━━━━━ STORED DATA

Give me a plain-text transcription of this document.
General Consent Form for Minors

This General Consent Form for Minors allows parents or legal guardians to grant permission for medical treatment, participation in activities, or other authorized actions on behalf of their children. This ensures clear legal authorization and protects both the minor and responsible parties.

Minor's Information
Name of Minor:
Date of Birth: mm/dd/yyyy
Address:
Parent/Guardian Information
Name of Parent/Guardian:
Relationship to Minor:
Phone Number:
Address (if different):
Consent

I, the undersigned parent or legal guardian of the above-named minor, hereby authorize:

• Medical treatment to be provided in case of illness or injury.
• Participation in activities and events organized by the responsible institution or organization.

━━━━━━━━━━

§ THE REQUEST
Quote the data in full, keeping each word unchanged.

§ RESPONSE FOR THIS EXERCISE
Give me a plain-text transcription of this document.
General Consent Form for Minors

This General Consent Form for Minors allows parents or legal guardians to grant permission for medical treatment, participation in activities, or other authorized actions on behalf of their children. This ensures clear legal authorization and protects both the minor and responsible parties.

Minor's Information
Name of Minor:
Date of Birth: mm/dd/yyyy
Address:
Parent/Guardian Information
Name of Parent/Guardian:
Relationship to Minor:
Phone Number:
Address (if different):
Consent

I, the undersigned parent or legal guardian of the above-named minor, hereby authorize:

• Medical treatment to be provided in case of illness or injury.
• Participation in activities and events organized by the responsible institution or organization.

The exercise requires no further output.